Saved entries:
· · ·

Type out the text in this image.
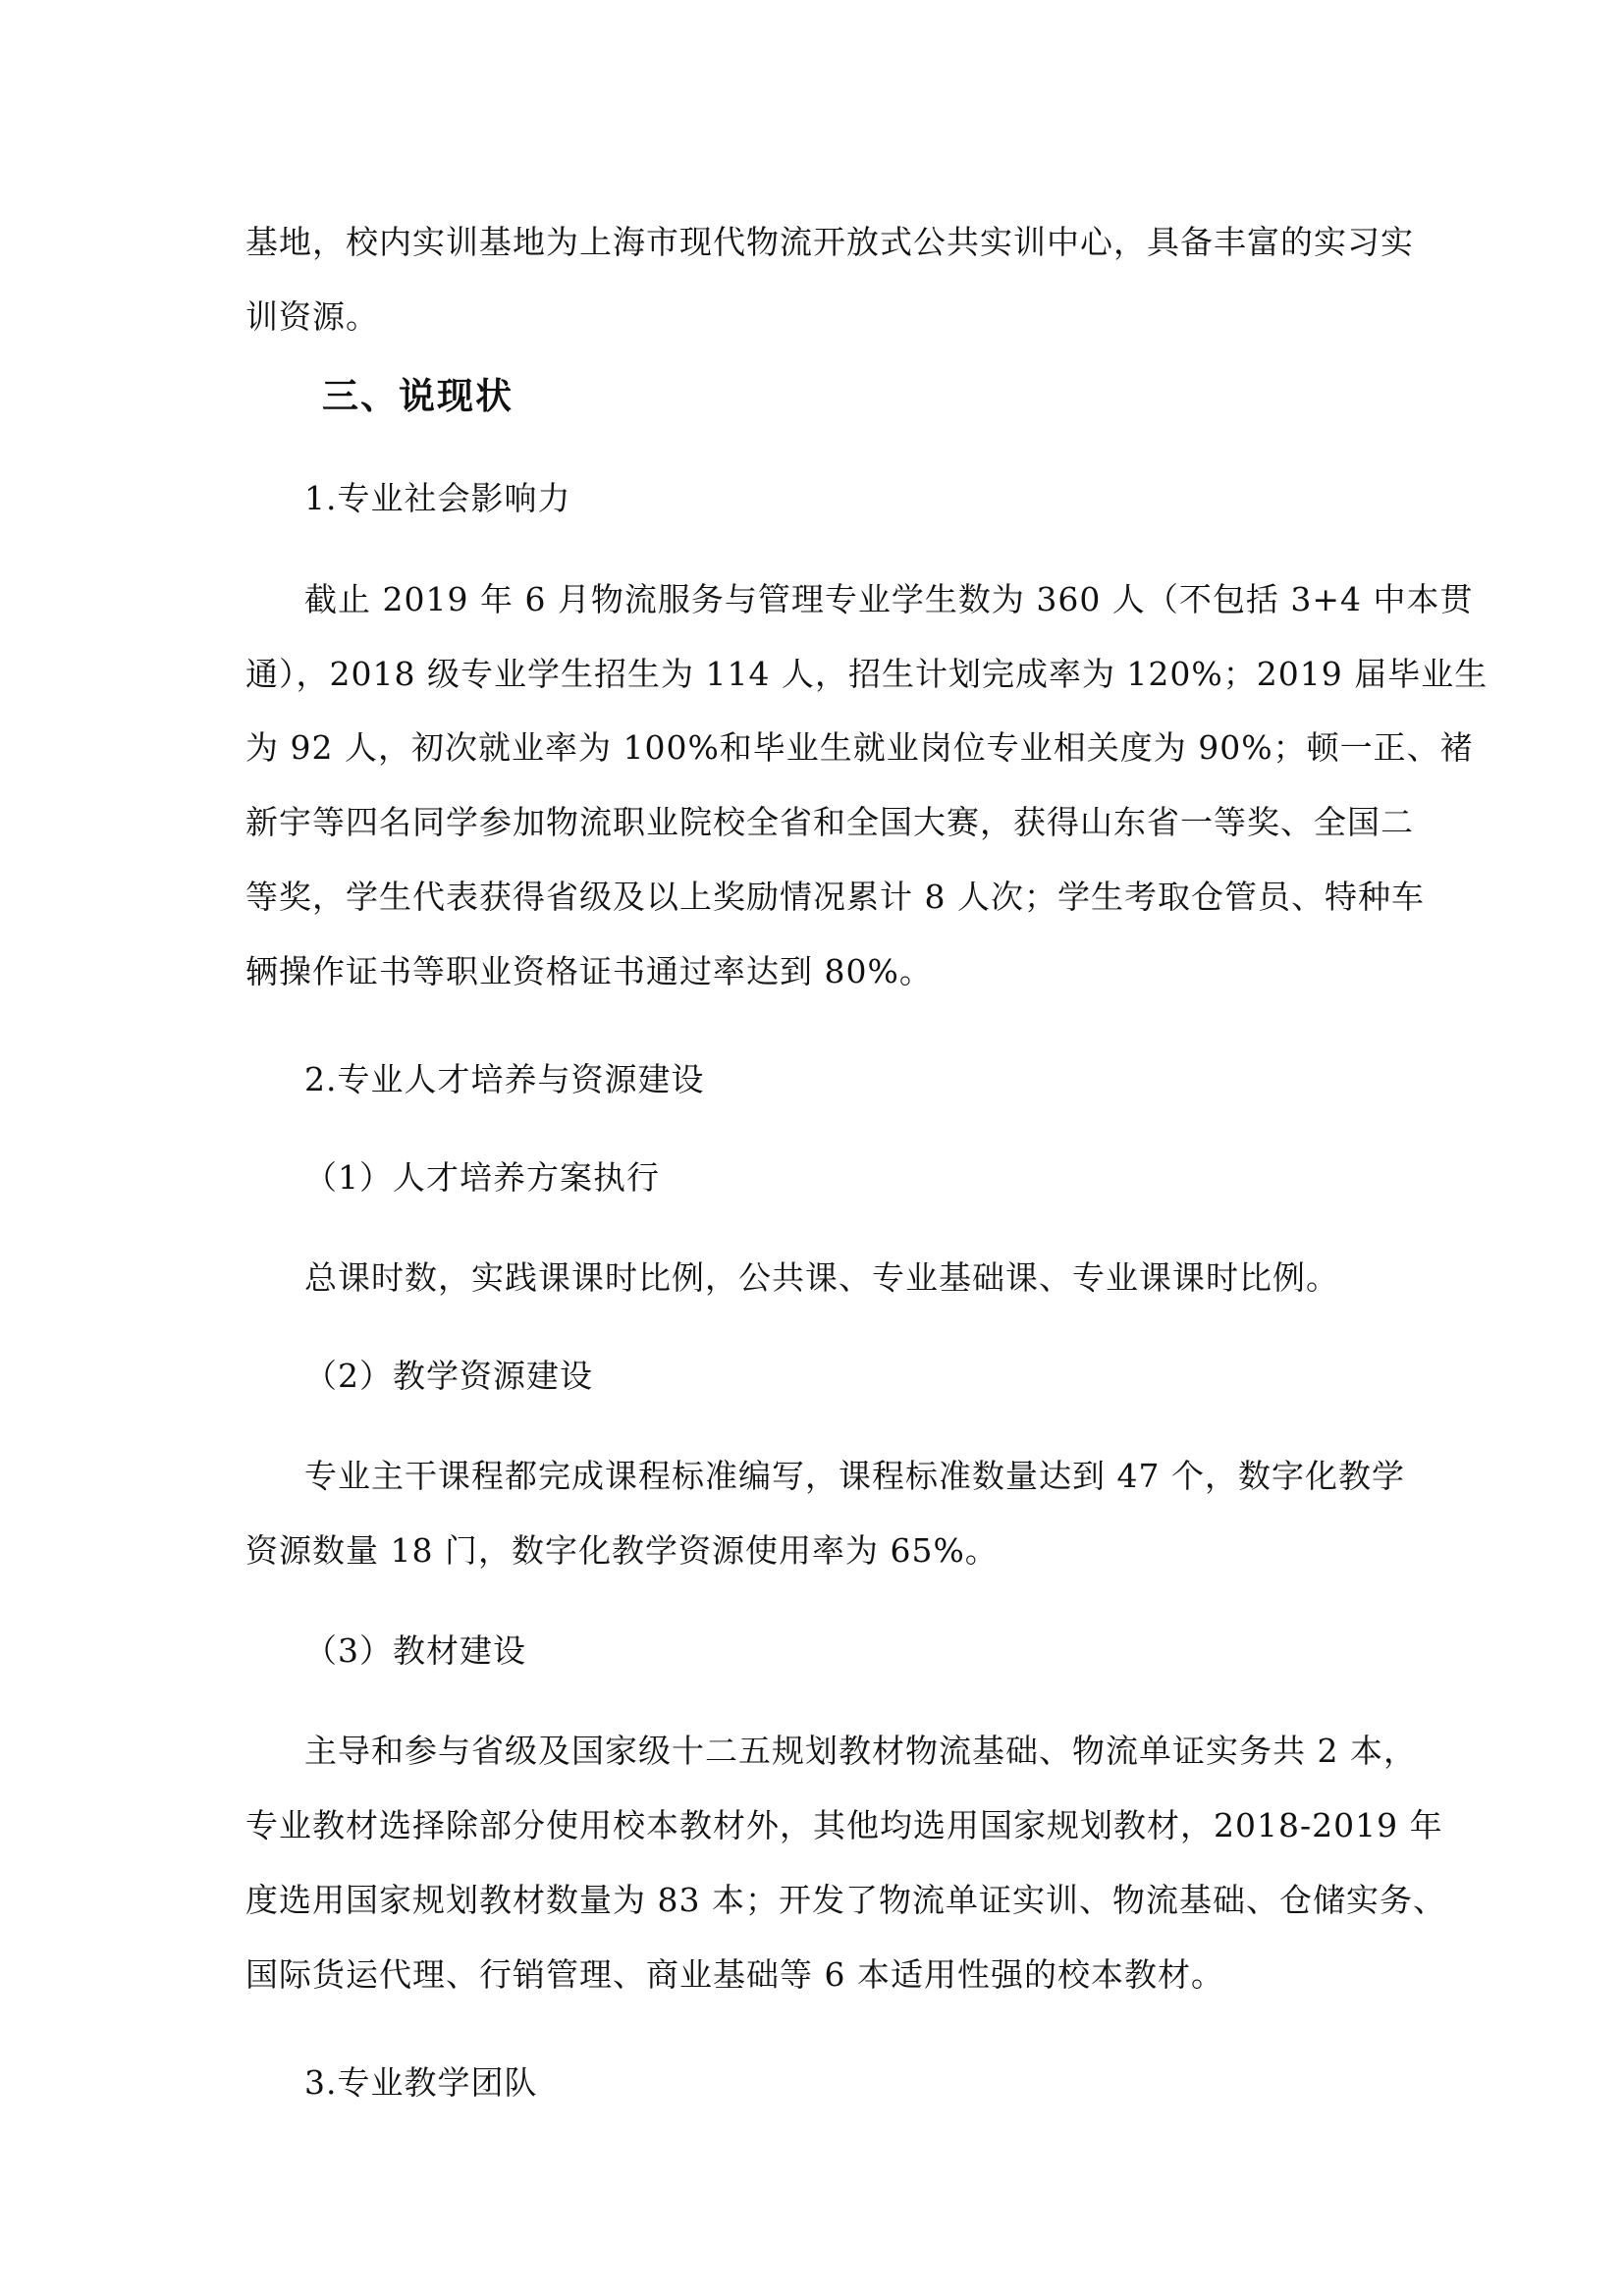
基地，校内实训基地为上海市现代物流开放式公共实训中心，具备丰富的实习实
训资源。
三、说现状
1.专业社会影响力
截止 2019 年 6 月物流服务与管理专业学生数为 360 人（不包括 3+4 中本贯
通），2018 级专业学生招生为 114 人，招生计划完成率为 120%；2019 届毕业生
为 92 人，初次就业率为 100%和毕业生就业岗位专业相关度为 90%；顿一正、褚
新宇等四名同学参加物流职业院校全省和全国大赛，获得山东省一等奖、全国二
等奖，学生代表获得省级及以上奖励情况累计 8 人次；学生考取仓管员、特种车
辆操作证书等职业资格证书通过率达到 80%。
2.专业人才培养与资源建设
（1）人才培养方案执行
总课时数，实践课课时比例，公共课、专业基础课、专业课课时比例。
（2）教学资源建设
专业主干课程都完成课程标准编写，课程标准数量达到 47 个，数字化教学
资源数量 18 门，数字化教学资源使用率为 65%。
（3）教材建设
主导和参与省级及国家级十二五规划教材物流基础、物流单证实务共 2 本，
专业教材选择除部分使用校本教材外，其他均选用国家规划教材，2018-2019 年
度选用国家规划教材数量为 83 本；开发了物流单证实训、物流基础、仓储实务、
国际货运代理、行销管理、商业基础等 6 本适用性强的校本教材。
3.专业教学团队
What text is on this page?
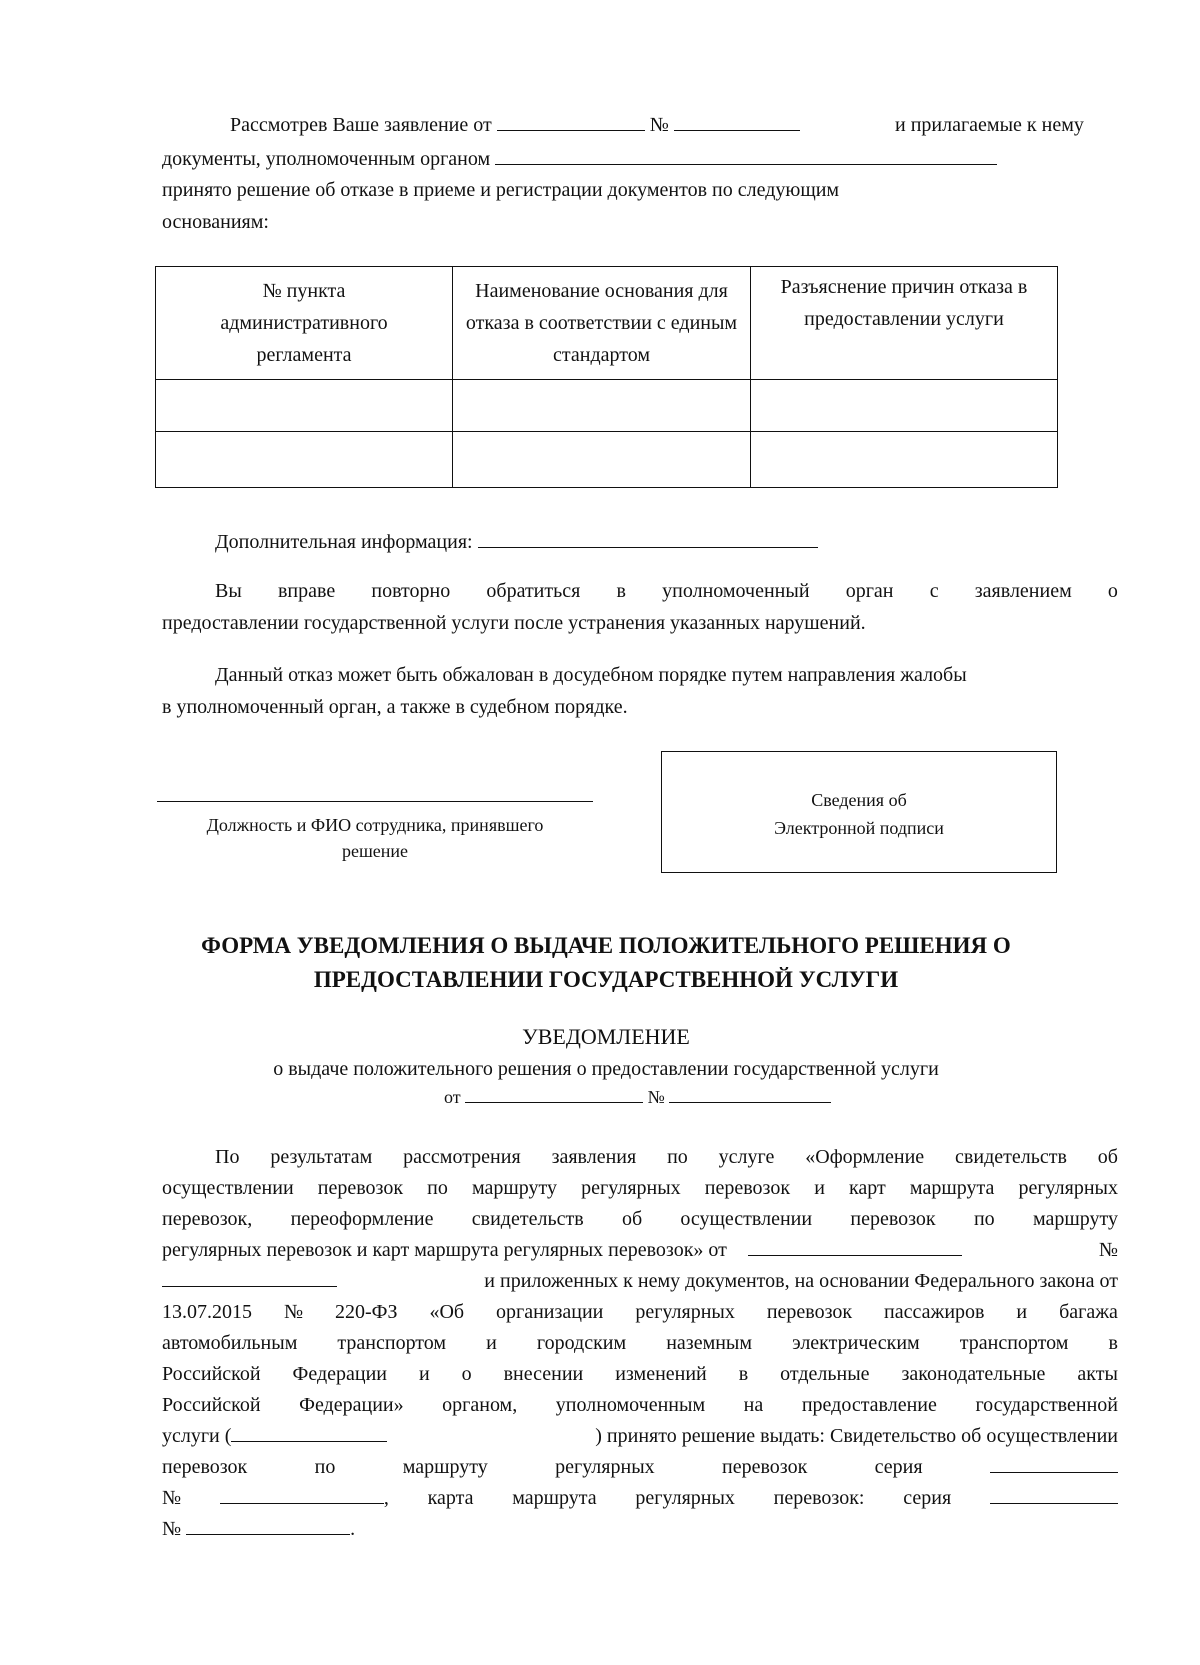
Рассмотрев Ваше заявление от	№	и прилагаемые к нему
документы, уполномоченным органом
принято решение об отказе в приеме и регистрации документов по следующим
основаниям:
№ пункта административного регламента	Наименование основания для отказа в соответствии с единым стандартом	Разъяснение причин отказа в предоставлении услуги

Дополнительная информация:
Вы вправе повторно обратиться в уполномоченный орган с заявлением о
предоставлении государственной услуги после устранения указанных нарушений.
Данный отказ может быть обжалован в досудебном порядке путем направления жалобы
в уполномоченный орган, а также в судебном порядке.
Должность и ФИО сотрудника, принявшего решение
Сведения об
Электронной подписи
ФОРМА УВЕДОМЛЕНИЯ О ВЫДАЧЕ ПОЛОЖИТЕЛЬНОГО РЕШЕНИЯ О
ПРЕДОСТАВЛЕНИИ ГОСУДАРСТВЕННОЙ УСЛУГИ
УВЕДОМЛЕНИЕ
о выдаче положительного решения о предоставлении государственной услуги
от	№
По результатам рассмотрения заявления по услуге «Оформление свидетельств об
осуществлении перевозок по маршруту регулярных перевозок и карт маршрута регулярных
перевозок, переоформление свидетельств об осуществлении перевозок по маршруту
регулярных перевозок и карт маршрута регулярных перевозок» от	№
и приложенных к нему документов, на основании Федерального закона от
13.07.2015 № 220-ФЗ «Об организации регулярных перевозок пассажиров и багажа
автомобильным транспортом и городским наземным электрическим транспортом в
Российской Федерации и о внесении изменений в отдельные законодательные акты
Российской Федерации» органом, уполномоченным на предоставление государственной
услуги (	) принято решение выдать: Свидетельство об осуществлении
перевозок	по	маршруту	регулярных	перевозок	серия
№	, карта маршрута регулярных перевозок: серия
№	.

· · ·

# [What you will do]
Reproduce every record above exactly, but leave out the pictures.

# [Full output]
Type out the text in this image.
基地，校内实训基地为上海市现代物流开放式公共实训中心，具备丰富的实习实
训资源。
三、说现状
1.专业社会影响力
截止 2019 年 6 月物流服务与管理专业学生数为 360 人（不包括 3+4 中本贯
通），2018 级专业学生招生为 114 人，招生计划完成率为 120%；2019 届毕业生
为 92 人，初次就业率为 100%和毕业生就业岗位专业相关度为 90%；顿一正、褚
新宇等四名同学参加物流职业院校全省和全国大赛，获得山东省一等奖、全国二
等奖，学生代表获得省级及以上奖励情况累计 8 人次；学生考取仓管员、特种车
辆操作证书等职业资格证书通过率达到 80%。
2.专业人才培养与资源建设
（1）人才培养方案执行
总课时数，实践课课时比例，公共课、专业基础课、专业课课时比例。
（2）教学资源建设
专业主干课程都完成课程标准编写，课程标准数量达到 47 个，数字化教学
资源数量 18 门，数字化教学资源使用率为 65%。
（3）教材建设
主导和参与省级及国家级十二五规划教材物流基础、物流单证实务共 2 本，
专业教材选择除部分使用校本教材外，其他均选用国家规划教材，2018-2019 年
度选用国家规划教材数量为 83 本；开发了物流单证实训、物流基础、仓储实务、
国际货运代理、行销管理、商业基础等 6 本适用性强的校本教材。
3.专业教学团队
What text is on this page?
Рассмотрев Ваше заявление от	№	и прилагаемые к нему
документы, уполномоченным органом
принято решение об отказе в приеме и регистрации документов по следующим
основаниям:
№ пункта административного регламента	Наименование основания для отказа в соответствии с единым стандартом	Разъяснение причин отказа в предоставлении услуги

Дополнительная информация:
Вы вправе повторно обратиться в уполномоченный орган с заявлением о
предоставлении государственной услуги после устранения указанных нарушений.
Данный отказ может быть обжалован в досудебном порядке путем направления жалобы
в уполномоченный орган, а также в судебном порядке.
Должность и ФИО сотрудника, принявшего решение
Сведения об
Электронной подписи
ФОРМА УВЕДОМЛЕНИЯ О ВЫДАЧЕ ПОЛОЖИТЕЛЬНОГО РЕШЕНИЯ О
ПРЕДОСТАВЛЕНИИ ГОСУДАРСТВЕННОЙ УСЛУГИ
УВЕДОМЛЕНИЕ
о выдаче положительного решения о предоставлении государственной услуги
от	№
По результатам рассмотрения заявления по услуге «Оформление свидетельств об
осуществлении перевозок по маршруту регулярных перевозок и карт маршрута регулярных
перевозок, переоформление свидетельств об осуществлении перевозок по маршруту
регулярных перевозок и карт маршрута регулярных перевозок» от	№
и приложенных к нему документов, на основании Федерального закона от
13.07.2015 № 220-ФЗ «Об организации регулярных перевозок пассажиров и багажа
автомобильным транспортом и городским наземным электрическим транспортом в
Российской Федерации и о внесении изменений в отдельные законодательные акты
Российской Федерации» органом, уполномоченным на предоставление государственной
услуги (	) принято решение выдать: Свидетельство об осуществлении
перевозок	по	маршруту	регулярных	перевозок	серия
№	, карта маршрута регулярных перевозок: серия
№	.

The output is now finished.